── GIVEN RECORDS

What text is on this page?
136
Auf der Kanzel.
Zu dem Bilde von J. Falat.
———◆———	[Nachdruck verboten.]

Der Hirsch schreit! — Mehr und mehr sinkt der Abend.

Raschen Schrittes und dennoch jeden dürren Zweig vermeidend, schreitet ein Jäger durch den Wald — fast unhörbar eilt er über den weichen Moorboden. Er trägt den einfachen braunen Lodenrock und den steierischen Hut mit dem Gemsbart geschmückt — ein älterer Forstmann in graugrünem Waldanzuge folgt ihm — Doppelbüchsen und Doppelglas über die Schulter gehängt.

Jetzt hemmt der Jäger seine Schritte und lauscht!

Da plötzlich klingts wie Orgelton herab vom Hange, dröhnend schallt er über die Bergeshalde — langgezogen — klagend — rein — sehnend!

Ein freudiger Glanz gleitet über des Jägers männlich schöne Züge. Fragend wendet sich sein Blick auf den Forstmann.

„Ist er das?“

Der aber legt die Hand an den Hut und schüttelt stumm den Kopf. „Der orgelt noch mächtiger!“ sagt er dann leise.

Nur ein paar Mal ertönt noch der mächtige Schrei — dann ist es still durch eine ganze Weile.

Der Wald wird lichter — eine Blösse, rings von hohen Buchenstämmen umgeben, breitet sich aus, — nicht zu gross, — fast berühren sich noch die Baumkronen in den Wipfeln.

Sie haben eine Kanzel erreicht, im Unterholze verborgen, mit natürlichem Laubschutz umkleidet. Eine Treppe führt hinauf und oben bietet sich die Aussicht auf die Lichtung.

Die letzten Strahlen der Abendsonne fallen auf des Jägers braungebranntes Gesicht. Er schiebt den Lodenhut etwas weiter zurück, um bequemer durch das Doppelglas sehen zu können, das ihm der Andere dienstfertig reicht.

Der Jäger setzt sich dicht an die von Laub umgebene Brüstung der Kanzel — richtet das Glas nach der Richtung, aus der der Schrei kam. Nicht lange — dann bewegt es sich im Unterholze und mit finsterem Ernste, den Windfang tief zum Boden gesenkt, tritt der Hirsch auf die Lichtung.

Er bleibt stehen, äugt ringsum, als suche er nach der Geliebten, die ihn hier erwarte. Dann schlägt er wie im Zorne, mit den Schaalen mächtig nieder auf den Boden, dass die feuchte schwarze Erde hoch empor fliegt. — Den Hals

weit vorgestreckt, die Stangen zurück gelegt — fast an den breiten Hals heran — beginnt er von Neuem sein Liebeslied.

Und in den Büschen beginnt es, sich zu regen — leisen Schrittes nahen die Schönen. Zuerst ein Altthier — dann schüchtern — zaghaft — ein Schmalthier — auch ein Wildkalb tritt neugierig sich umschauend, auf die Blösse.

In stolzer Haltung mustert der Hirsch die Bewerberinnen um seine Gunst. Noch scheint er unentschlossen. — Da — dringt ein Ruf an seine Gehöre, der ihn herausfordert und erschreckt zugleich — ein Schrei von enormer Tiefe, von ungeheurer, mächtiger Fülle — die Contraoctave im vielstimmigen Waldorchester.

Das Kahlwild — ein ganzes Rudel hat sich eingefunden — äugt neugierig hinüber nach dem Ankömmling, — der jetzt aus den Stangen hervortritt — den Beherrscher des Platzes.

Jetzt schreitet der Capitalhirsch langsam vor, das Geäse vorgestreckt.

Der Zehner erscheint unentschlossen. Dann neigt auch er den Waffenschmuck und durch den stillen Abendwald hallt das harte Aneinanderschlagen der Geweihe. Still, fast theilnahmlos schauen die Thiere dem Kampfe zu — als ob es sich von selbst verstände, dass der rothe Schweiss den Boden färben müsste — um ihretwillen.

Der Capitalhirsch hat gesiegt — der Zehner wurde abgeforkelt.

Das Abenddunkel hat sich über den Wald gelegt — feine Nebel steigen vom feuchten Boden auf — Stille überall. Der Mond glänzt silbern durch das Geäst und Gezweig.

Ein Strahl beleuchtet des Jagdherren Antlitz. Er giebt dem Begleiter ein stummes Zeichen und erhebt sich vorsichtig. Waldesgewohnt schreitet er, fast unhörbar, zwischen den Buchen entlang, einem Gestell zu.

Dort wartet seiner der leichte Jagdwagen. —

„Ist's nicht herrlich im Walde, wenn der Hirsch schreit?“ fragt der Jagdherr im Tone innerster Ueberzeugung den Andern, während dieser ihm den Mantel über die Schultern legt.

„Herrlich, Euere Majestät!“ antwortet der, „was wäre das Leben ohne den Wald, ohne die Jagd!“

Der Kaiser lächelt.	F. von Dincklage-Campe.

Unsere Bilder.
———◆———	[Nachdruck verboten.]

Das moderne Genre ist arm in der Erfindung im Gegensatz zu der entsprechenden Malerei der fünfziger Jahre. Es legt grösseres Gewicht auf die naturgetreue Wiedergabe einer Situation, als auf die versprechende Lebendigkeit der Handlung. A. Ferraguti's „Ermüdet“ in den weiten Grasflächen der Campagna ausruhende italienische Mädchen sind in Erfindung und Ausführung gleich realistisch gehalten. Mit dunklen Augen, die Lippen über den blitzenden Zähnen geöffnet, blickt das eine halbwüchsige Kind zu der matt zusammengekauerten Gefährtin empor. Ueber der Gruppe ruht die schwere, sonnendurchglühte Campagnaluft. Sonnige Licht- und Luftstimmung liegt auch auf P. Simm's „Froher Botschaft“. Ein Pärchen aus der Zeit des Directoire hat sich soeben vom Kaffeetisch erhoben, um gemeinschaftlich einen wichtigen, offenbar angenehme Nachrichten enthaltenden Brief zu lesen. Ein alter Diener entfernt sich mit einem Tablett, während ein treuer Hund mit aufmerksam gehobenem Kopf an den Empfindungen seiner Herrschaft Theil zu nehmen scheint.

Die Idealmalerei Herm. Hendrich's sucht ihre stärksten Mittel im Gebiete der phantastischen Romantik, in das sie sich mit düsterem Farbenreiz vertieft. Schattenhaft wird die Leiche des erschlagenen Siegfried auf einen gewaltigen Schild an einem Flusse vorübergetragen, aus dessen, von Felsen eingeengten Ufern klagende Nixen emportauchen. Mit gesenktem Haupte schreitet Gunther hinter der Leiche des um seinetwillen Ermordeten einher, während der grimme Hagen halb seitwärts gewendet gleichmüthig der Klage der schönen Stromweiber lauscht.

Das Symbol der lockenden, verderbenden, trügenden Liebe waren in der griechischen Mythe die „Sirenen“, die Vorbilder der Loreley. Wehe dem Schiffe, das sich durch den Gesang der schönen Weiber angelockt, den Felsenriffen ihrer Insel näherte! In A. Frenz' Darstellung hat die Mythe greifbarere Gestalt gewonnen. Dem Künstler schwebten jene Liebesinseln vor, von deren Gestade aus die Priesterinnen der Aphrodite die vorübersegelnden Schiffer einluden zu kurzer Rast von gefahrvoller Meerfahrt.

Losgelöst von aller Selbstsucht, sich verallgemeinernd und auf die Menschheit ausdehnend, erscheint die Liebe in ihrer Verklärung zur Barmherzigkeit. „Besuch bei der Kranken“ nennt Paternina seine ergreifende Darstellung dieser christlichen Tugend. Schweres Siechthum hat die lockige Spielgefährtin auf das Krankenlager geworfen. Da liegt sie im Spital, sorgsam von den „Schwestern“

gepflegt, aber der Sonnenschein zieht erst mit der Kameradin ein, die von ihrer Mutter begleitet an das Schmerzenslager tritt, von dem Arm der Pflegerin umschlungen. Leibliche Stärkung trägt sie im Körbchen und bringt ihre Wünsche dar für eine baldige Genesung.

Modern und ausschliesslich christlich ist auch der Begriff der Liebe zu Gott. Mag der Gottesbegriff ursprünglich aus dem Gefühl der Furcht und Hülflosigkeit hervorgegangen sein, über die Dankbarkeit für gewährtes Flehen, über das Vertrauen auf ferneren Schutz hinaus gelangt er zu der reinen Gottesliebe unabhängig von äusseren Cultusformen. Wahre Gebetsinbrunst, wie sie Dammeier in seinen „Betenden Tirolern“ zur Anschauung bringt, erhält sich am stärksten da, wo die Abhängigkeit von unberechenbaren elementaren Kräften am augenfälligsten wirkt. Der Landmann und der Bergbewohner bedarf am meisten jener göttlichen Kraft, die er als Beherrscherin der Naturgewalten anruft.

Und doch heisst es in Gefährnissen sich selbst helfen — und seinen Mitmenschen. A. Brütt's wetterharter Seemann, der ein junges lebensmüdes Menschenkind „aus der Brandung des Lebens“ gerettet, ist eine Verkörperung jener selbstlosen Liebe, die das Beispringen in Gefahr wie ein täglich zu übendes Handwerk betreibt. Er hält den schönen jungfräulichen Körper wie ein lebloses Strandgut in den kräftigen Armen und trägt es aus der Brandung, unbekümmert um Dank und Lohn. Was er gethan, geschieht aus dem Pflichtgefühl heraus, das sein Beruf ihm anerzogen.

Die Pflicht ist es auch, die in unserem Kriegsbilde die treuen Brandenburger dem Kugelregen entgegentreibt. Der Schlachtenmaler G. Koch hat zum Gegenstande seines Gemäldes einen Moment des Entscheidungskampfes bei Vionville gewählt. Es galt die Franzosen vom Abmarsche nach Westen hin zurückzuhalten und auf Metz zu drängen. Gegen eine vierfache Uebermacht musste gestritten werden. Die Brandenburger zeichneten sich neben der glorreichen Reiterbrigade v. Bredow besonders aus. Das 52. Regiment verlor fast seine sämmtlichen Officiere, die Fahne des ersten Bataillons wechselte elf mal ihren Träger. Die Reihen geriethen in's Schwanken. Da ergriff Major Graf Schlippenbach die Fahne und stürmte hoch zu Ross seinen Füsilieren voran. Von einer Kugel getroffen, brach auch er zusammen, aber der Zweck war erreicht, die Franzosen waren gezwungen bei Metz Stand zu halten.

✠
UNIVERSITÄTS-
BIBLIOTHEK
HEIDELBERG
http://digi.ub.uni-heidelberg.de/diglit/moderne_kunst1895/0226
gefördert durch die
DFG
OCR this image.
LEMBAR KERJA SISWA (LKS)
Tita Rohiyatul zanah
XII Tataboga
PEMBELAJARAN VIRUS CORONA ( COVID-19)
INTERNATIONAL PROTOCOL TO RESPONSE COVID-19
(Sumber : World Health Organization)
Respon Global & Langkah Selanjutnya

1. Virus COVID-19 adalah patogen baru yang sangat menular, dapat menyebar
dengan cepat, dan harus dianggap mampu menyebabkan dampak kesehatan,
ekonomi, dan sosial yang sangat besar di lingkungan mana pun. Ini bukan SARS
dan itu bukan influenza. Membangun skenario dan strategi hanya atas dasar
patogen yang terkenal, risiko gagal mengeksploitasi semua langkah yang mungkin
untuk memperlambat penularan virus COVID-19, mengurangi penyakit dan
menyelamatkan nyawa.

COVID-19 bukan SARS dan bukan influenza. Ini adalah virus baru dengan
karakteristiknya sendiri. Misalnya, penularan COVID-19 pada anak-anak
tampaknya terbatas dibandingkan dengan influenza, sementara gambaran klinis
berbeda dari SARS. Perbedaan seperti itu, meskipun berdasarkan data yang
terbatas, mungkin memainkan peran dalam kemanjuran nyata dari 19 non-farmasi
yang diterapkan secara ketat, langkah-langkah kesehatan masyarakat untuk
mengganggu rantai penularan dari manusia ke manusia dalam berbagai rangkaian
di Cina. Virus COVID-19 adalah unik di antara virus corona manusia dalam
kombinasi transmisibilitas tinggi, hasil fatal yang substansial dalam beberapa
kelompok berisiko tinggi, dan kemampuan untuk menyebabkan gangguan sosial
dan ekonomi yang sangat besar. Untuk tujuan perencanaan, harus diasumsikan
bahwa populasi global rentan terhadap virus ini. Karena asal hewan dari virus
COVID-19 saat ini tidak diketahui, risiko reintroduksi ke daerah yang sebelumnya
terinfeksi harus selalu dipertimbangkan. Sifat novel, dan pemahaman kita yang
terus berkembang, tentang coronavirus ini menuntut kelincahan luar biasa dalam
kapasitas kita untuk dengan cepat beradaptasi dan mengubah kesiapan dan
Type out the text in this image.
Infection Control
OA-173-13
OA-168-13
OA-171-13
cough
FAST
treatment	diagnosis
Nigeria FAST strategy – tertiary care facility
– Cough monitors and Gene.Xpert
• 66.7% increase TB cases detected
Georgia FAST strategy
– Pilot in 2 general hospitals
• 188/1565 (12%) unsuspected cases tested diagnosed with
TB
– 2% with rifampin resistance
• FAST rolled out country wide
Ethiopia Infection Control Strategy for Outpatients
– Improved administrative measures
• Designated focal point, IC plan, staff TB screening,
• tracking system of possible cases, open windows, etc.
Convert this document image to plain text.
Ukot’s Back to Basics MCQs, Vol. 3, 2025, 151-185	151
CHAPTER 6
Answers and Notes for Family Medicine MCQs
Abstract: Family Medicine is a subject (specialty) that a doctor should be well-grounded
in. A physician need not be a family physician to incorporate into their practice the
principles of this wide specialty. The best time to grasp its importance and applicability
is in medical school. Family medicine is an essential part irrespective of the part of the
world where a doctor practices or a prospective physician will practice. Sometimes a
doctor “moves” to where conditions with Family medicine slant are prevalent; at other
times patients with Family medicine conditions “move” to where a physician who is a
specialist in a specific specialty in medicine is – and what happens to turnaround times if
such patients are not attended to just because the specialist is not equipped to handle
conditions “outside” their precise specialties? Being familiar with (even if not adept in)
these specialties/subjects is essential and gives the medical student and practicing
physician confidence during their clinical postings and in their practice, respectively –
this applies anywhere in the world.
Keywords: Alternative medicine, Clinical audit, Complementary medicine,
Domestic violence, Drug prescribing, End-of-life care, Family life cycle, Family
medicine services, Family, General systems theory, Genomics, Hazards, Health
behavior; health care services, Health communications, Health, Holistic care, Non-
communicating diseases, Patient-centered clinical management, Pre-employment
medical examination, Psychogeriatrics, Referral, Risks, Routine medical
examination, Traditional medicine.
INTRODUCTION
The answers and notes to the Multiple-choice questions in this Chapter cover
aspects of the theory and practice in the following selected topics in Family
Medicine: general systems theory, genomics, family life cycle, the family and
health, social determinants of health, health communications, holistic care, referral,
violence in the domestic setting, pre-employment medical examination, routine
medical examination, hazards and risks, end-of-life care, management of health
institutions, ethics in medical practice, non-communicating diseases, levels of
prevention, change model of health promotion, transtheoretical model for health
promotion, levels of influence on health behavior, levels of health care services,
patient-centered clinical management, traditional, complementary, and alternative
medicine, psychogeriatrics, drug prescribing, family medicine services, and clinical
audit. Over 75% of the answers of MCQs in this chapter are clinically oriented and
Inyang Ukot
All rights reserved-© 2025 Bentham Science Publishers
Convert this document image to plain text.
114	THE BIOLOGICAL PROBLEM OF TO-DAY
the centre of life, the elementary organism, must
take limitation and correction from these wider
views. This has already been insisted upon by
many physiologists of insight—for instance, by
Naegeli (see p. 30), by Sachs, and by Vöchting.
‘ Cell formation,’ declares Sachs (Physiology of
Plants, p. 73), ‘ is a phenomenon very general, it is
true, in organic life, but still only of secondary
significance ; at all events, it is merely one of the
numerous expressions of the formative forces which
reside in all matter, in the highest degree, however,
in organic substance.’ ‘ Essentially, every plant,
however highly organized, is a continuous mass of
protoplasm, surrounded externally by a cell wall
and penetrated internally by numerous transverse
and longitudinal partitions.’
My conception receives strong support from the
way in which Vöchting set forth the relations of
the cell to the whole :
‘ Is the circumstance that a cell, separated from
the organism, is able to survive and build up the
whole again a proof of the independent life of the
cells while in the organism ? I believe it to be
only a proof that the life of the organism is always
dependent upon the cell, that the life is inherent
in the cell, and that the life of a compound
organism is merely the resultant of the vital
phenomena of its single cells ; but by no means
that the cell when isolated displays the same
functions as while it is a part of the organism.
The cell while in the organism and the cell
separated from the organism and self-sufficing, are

────

REQUIREMENT: Lines holding the word "promotion" in the records above: how many are there? Answer with the number only.

COMPLETED EXERCISE: 2